▶ [What you are asked to do]: Write out each line word for word. Drop pictures.

▶ [Record excerpts]:
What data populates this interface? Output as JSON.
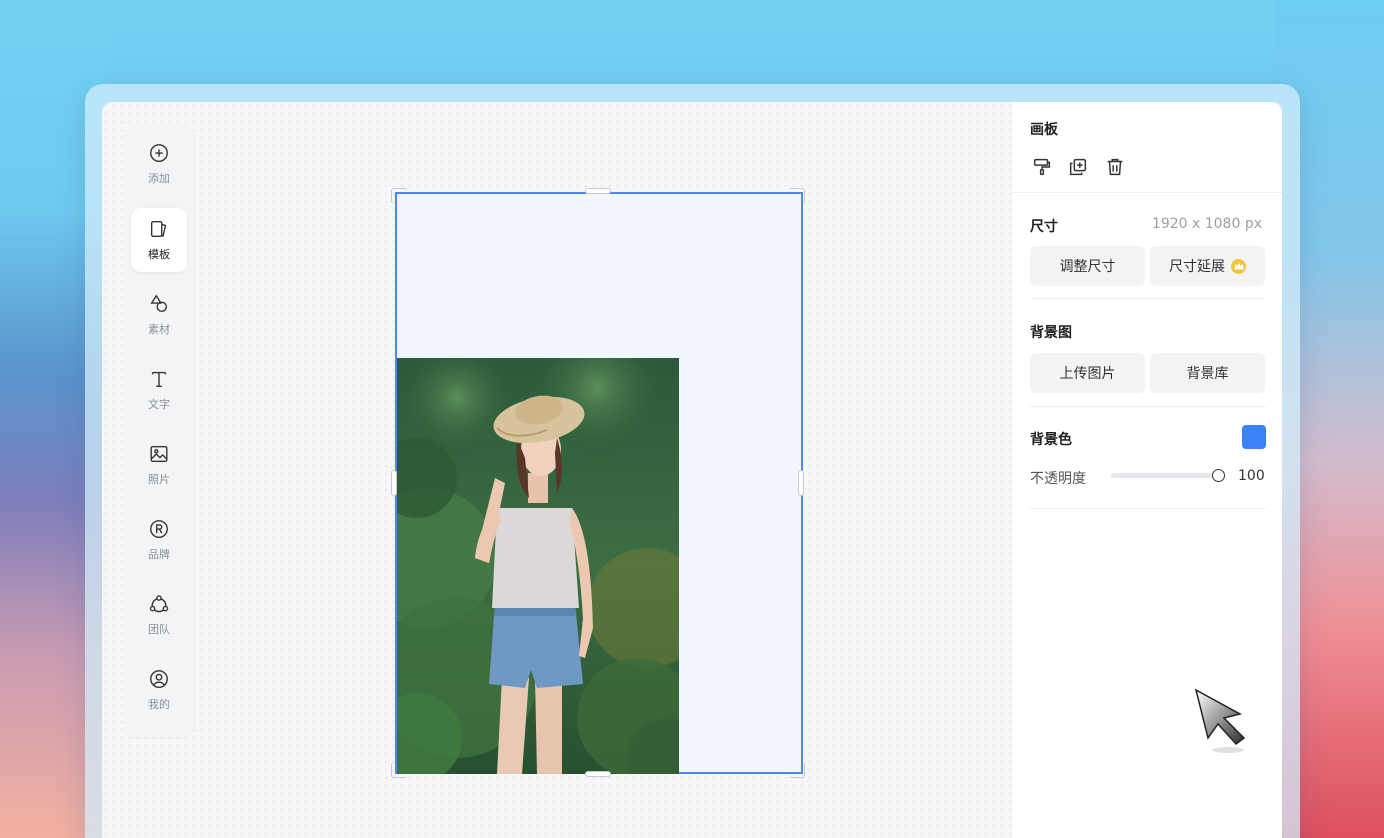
{
  "toolbar": {
    "items": [
      {
        "label": "添加",
        "icon": "plus-circle-icon",
        "active": false
      },
      {
        "label": "模板",
        "icon": "template-icon",
        "active": true
      },
      {
        "label": "素材",
        "icon": "shapes-icon",
        "active": false
      },
      {
        "label": "文字",
        "icon": "text-icon",
        "active": false
      },
      {
        "label": "照片",
        "icon": "image-icon",
        "active": false
      },
      {
        "label": "品牌",
        "icon": "registered-icon",
        "active": false
      },
      {
        "label": "团队",
        "icon": "team-icon",
        "active": false
      },
      {
        "label": "我的",
        "icon": "user-circle-icon",
        "active": false
      }
    ]
  },
  "canvas": {
    "photo": {
      "description_icon": "photo-woman-in-hat"
    }
  },
  "panel": {
    "title": "画板",
    "actions": [
      "format-painter-icon",
      "duplicate-icon",
      "trash-icon"
    ],
    "size": {
      "label": "尺寸",
      "value": "1920 x 1080 px",
      "resize_button": "调整尺寸",
      "extend_button": "尺寸延展"
    },
    "background_image": {
      "label": "背景图",
      "upload_button": "上传图片",
      "library_button": "背景库"
    },
    "background_color": {
      "label": "背景色",
      "color": "#3b82f6",
      "opacity_label": "不透明度",
      "opacity_value": "100",
      "opacity_fraction": 1.0
    }
  },
  "colors": {
    "accent": "#4f86ec",
    "swatch": "#3b82f6",
    "crown": "#f6c13c"
  }
}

▶ [The reply]:
What data populates this interface? Output as JSON.
{
  "toolbar": {
    "items": [
      {
        "label": "添加",
        "icon": "plus-circle-icon",
        "active": false
      },
      {
        "label": "模板",
        "icon": "template-icon",
        "active": true
      },
      {
        "label": "素材",
        "icon": "shapes-icon",
        "active": false
      },
      {
        "label": "文字",
        "icon": "text-icon",
        "active": false
      },
      {
        "label": "照片",
        "icon": "image-icon",
        "active": false
      },
      {
        "label": "品牌",
        "icon": "registered-icon",
        "active": false
      },
      {
        "label": "团队",
        "icon": "team-icon",
        "active": false
      },
      {
        "label": "我的",
        "icon": "user-circle-icon",
        "active": false
      }
    ]
  },
  "canvas": {
    "photo": {
      "description_icon": "photo-woman-in-hat"
    }
  },
  "panel": {
    "title": "画板",
    "actions": [
      "format-painter-icon",
      "duplicate-icon",
      "trash-icon"
    ],
    "size": {
      "label": "尺寸",
      "value": "1920 x 1080 px",
      "resize_button": "调整尺寸",
      "extend_button": "尺寸延展"
    },
    "background_image": {
      "label": "背景图",
      "upload_button": "上传图片",
      "library_button": "背景库"
    },
    "background_color": {
      "label": "背景色",
      "color": "#3b82f6",
      "opacity_label": "不透明度",
      "opacity_value": "100",
      "opacity_fraction": 1.0
    }
  },
  "colors": {
    "accent": "#4f86ec",
    "swatch": "#3b82f6",
    "crown": "#f6c13c"
  }
}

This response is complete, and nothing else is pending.